Figure record listings ▸

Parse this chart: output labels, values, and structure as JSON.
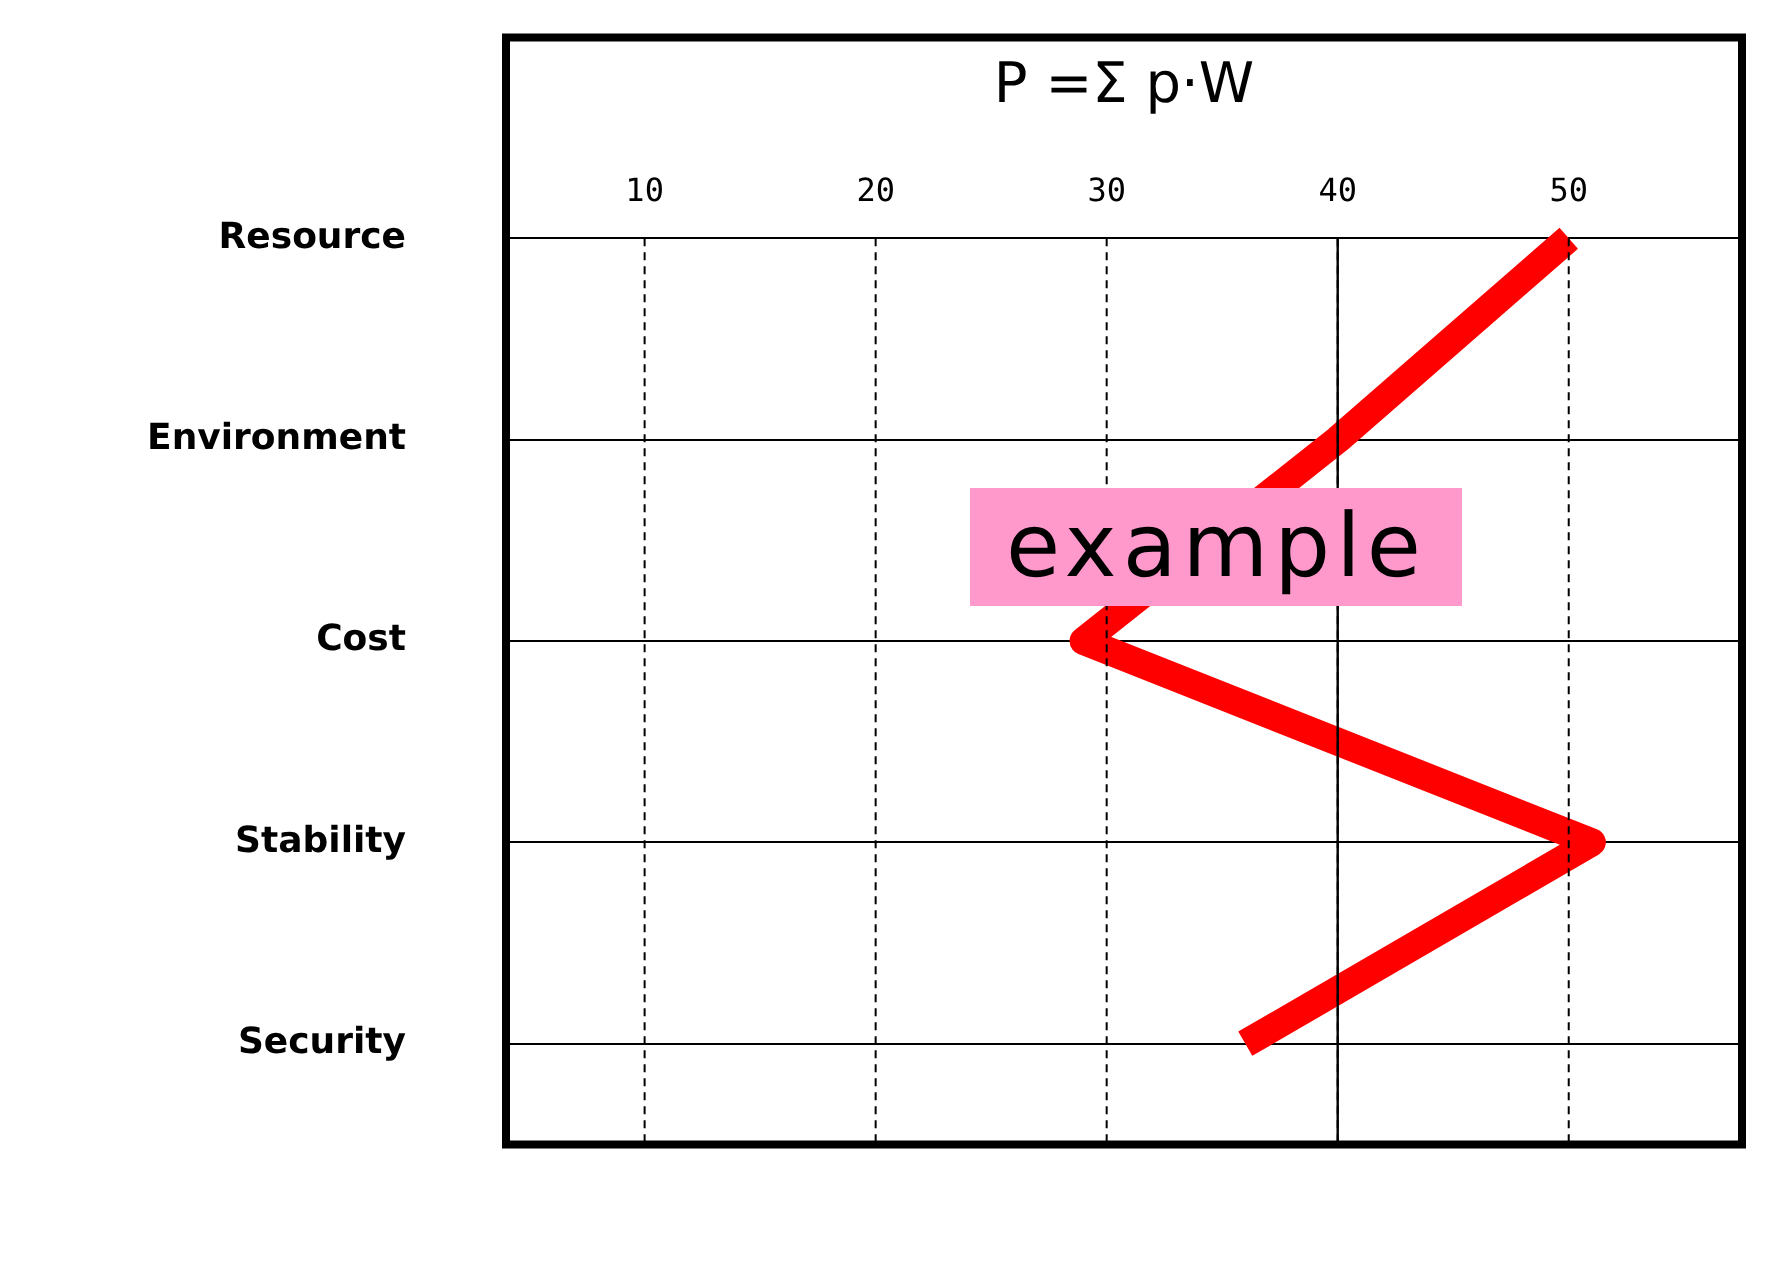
{
  "chart_data": {
    "type": "line",
    "orientation": "horizontal",
    "title": "P =Σ p·W",
    "categories": [
      "Resource",
      "Environment",
      "Cost",
      "Stability",
      "Security"
    ],
    "series": [
      {
        "color": "#ff0000",
        "values": [
          50,
          40,
          29,
          51,
          36
        ]
      }
    ],
    "xlim": [
      4,
      57.5
    ],
    "xticks": [
      10,
      20,
      30,
      40,
      50
    ],
    "ref_lines": [
      {
        "axis": "x",
        "value": 40,
        "color": "#000000",
        "line_style": "solid"
      }
    ],
    "annotations": [
      "example"
    ],
    "grid": true,
    "legend": false,
    "marker": "none",
    "line_style": "solid"
  }
}
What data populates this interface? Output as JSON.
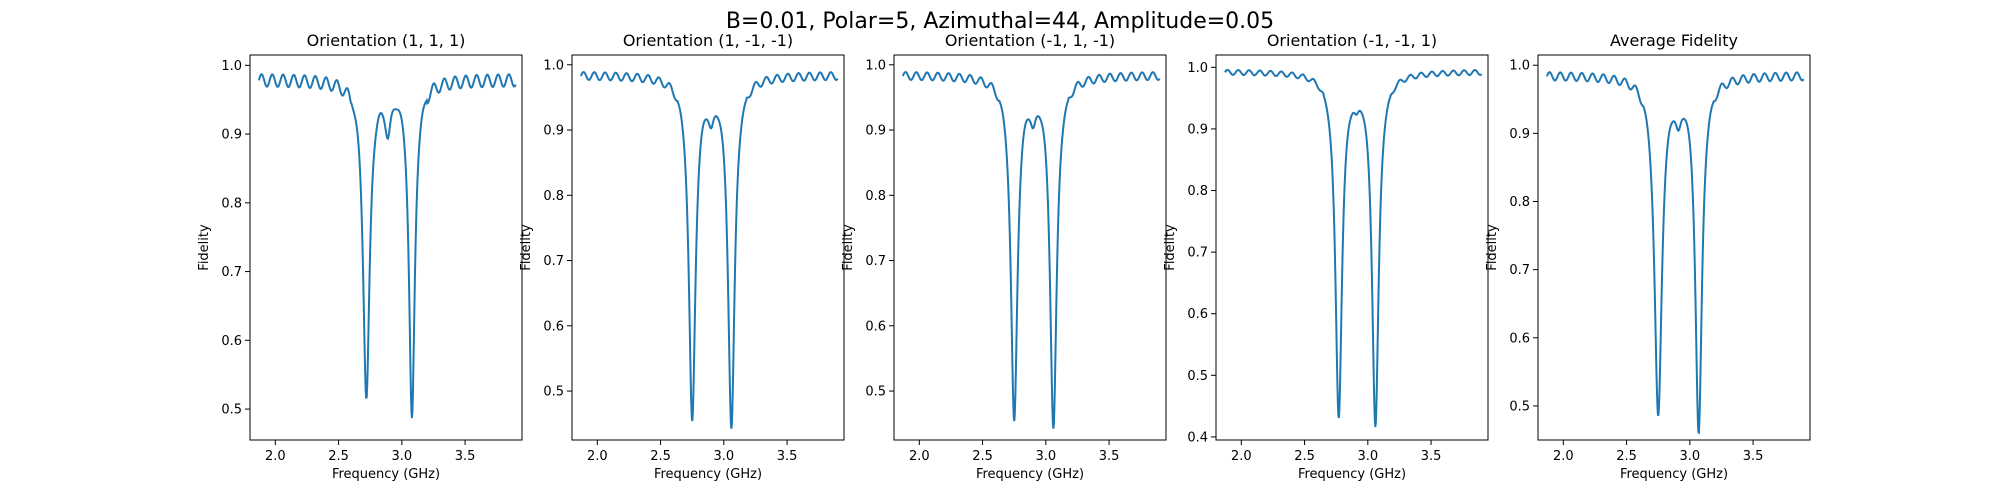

Task details ▸ Write out all the entries exactly, except for the pictures.

The completed task ▸
Parse this chart: output labels, values, and structure as JSON.
{
  "chart_data": {
    "type": "line",
    "orientation": "horizontal",
    "title": "P =Σ p·W",
    "categories": [
      "Resource",
      "Environment",
      "Cost",
      "Stability",
      "Security"
    ],
    "series": [
      {
        "color": "#ff0000",
        "values": [
          50,
          40,
          29,
          51,
          36
        ]
      }
    ],
    "xlim": [
      4,
      57.5
    ],
    "xticks": [
      10,
      20,
      30,
      40,
      50
    ],
    "ref_lines": [
      {
        "axis": "x",
        "value": 40,
        "color": "#000000",
        "line_style": "solid"
      }
    ],
    "annotations": [
      "example"
    ],
    "grid": true,
    "legend": false,
    "marker": "none",
    "line_style": "solid"
  }
}
What data populates this interface? Output as JSON.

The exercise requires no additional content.